▸ **Instructions for the task**
Search the data below for "reported"; list each line that holds it.

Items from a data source
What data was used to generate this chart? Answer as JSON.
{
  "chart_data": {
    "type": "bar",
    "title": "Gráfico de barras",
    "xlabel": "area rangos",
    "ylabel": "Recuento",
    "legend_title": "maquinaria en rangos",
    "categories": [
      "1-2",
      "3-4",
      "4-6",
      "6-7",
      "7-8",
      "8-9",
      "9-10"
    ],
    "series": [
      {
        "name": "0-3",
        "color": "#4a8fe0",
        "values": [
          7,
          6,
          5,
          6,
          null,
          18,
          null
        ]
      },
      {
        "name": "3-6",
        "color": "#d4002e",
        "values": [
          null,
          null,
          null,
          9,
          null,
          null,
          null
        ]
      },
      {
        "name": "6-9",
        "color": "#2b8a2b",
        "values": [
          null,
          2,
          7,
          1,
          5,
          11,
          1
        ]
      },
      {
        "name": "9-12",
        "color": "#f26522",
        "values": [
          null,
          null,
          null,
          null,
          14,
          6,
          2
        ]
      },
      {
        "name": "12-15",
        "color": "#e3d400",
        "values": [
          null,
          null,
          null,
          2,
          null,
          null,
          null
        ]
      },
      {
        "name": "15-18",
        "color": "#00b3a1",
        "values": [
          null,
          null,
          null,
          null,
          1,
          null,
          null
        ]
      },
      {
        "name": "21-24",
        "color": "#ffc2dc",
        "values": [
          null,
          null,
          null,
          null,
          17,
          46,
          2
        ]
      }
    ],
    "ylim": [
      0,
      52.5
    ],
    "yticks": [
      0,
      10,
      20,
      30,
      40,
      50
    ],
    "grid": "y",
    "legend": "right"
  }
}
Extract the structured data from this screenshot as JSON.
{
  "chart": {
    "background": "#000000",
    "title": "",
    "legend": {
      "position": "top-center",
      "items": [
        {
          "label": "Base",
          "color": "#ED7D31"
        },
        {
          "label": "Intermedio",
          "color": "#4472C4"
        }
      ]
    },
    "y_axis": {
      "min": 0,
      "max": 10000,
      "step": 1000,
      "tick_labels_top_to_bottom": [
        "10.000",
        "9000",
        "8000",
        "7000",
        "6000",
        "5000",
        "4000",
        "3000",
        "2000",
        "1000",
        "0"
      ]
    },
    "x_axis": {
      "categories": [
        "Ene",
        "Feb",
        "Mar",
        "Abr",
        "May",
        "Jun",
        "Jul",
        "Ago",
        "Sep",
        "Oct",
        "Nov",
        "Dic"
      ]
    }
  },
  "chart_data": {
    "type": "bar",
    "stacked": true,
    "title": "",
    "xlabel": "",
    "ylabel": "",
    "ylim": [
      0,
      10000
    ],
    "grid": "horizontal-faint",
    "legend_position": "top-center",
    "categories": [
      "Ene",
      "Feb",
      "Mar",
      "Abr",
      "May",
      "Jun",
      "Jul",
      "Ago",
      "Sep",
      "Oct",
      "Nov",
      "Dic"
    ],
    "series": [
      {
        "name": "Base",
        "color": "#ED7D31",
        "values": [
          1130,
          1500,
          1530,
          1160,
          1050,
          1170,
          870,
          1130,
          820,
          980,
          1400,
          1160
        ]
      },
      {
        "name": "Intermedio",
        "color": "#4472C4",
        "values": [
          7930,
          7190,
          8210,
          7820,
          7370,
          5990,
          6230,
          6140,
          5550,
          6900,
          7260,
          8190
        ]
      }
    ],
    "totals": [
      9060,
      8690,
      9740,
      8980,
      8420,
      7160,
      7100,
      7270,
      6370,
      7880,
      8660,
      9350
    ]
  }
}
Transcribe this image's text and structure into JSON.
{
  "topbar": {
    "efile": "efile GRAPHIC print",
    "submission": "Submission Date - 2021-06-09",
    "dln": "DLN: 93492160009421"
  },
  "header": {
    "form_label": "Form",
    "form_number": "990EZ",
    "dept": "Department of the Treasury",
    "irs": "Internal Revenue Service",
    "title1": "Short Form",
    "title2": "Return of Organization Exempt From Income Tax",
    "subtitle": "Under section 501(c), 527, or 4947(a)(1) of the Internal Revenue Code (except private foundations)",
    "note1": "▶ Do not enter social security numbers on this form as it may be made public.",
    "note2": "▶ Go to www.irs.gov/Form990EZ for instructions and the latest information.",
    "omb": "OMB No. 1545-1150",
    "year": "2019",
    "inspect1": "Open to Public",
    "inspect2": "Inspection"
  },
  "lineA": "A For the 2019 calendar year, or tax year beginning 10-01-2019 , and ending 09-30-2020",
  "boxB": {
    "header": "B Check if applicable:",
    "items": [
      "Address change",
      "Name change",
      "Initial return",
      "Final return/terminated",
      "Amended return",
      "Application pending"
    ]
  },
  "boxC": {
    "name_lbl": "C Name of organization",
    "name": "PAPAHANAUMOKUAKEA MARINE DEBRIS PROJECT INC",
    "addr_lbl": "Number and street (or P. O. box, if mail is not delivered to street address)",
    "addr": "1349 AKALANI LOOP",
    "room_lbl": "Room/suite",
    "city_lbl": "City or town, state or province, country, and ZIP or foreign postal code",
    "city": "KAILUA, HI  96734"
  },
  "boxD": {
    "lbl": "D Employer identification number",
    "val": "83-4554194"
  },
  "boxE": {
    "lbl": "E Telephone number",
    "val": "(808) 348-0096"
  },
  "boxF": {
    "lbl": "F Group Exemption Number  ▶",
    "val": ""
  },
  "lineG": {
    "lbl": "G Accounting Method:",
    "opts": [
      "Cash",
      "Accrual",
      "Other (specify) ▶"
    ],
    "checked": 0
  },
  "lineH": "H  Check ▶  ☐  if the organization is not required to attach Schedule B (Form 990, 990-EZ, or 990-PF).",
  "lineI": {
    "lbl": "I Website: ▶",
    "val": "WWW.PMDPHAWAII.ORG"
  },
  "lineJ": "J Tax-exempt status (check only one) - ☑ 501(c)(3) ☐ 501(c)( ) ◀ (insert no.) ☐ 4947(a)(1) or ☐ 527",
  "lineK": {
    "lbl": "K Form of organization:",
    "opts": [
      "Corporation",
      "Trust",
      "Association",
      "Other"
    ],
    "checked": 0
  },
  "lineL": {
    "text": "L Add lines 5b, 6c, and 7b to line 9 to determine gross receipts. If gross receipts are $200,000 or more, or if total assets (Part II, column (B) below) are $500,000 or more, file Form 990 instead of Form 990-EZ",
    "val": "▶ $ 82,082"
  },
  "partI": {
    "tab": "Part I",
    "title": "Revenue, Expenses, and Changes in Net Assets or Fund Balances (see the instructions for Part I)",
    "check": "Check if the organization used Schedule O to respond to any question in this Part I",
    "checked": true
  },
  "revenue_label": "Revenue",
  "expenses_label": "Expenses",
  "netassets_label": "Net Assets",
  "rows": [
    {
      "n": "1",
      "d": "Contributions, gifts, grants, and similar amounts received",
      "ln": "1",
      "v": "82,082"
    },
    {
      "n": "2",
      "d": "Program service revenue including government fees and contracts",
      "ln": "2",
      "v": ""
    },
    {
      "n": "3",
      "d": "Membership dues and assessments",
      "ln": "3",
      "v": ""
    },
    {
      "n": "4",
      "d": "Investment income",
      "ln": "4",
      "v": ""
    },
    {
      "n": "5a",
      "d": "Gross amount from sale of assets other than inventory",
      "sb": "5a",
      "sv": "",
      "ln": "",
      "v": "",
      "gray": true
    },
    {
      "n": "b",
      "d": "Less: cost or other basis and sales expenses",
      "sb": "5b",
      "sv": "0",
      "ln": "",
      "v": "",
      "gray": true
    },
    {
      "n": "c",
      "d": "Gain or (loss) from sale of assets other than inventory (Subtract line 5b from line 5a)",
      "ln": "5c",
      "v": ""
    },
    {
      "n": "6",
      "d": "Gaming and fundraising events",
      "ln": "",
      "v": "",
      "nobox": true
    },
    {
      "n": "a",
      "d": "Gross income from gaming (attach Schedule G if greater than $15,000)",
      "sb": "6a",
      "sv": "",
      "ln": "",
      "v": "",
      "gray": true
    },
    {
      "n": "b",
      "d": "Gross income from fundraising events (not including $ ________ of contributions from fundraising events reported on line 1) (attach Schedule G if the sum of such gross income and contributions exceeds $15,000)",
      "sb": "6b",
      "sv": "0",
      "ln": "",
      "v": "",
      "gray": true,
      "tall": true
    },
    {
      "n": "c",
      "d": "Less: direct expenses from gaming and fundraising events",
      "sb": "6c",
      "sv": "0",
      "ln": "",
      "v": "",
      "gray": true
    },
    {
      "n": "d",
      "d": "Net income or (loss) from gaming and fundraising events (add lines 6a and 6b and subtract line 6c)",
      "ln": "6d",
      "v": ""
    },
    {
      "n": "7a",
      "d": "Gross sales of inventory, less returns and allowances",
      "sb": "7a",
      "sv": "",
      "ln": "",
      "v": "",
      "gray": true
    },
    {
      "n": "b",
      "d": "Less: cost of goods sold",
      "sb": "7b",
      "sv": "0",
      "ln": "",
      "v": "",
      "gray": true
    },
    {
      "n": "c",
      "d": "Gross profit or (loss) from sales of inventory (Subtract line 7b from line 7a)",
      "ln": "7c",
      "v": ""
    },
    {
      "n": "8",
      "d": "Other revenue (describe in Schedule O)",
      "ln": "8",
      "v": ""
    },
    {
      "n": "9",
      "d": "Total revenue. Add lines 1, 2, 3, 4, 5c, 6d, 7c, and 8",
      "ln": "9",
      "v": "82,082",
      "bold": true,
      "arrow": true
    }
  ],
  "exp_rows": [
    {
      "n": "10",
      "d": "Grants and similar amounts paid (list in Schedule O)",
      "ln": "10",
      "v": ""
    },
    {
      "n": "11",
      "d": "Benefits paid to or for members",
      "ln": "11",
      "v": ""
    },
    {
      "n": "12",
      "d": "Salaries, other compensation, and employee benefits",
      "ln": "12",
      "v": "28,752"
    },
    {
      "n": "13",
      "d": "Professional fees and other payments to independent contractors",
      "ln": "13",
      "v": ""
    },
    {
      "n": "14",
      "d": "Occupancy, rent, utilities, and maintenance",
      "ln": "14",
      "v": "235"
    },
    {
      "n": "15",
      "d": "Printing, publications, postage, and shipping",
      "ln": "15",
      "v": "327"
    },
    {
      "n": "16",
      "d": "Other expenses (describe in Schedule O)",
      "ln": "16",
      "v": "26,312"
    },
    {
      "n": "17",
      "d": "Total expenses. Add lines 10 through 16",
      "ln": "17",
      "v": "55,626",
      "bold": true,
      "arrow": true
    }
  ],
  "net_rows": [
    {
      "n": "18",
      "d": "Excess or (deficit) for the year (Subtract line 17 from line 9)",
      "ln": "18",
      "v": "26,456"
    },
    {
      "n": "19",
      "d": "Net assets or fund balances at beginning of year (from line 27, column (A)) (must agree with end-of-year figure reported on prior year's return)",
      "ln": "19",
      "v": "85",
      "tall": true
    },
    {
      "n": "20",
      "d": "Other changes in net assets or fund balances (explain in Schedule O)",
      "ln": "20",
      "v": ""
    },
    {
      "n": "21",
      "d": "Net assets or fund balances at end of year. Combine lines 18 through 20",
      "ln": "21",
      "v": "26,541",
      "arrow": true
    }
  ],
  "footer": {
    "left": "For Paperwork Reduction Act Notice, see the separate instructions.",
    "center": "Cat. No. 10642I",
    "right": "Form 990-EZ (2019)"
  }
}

▸ **Task output**
      "d": "Gross income from fundraising events (not including $ ________ of contributions from fundraising events reported on line 1) (attach Schedule G if the sum of such gross income and contributions exceeds $15,000)",
      "d": "Net assets or fund balances at beginning of year (from line 27, column (A)) (must agree with end-of-year figure reported on prior year's return)",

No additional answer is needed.